▸ Your goal
Find and copy every line in the records that includes the string "label".

▸ Extracted information
_ _ _

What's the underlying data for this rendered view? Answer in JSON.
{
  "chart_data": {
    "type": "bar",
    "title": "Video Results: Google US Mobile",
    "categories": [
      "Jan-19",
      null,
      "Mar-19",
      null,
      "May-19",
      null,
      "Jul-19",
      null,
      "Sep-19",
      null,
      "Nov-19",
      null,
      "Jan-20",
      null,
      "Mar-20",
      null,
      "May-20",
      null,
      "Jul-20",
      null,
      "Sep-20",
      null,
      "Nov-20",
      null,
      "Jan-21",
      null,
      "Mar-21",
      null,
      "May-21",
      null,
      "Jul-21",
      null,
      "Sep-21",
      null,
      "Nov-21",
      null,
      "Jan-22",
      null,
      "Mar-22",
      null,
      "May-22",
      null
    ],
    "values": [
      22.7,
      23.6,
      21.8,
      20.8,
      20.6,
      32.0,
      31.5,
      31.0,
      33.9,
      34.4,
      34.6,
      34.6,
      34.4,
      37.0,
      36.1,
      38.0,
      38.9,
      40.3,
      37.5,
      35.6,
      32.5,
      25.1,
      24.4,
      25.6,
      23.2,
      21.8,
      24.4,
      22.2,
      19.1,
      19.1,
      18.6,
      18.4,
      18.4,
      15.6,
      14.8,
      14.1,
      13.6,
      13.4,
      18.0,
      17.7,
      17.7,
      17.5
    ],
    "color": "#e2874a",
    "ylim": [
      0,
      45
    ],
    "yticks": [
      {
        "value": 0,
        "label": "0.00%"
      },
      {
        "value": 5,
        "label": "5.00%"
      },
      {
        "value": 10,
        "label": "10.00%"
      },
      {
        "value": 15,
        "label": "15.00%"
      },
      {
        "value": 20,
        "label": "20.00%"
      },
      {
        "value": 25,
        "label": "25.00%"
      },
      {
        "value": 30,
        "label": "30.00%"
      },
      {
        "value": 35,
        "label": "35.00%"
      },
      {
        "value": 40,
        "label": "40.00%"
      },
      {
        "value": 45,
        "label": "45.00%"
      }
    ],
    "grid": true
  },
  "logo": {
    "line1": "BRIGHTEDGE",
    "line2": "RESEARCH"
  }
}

_ _ _

▸ Output of the task
        "label": "0.00%"
        "label": "5.00%"
        "label": "10.00%"
        "label": "15.00%"
        "label": "20.00%"
        "label": "25.00%"
        "label": "30.00%"
        "label": "35.00%"
        "label": "40.00%"
        "label": "45.00%"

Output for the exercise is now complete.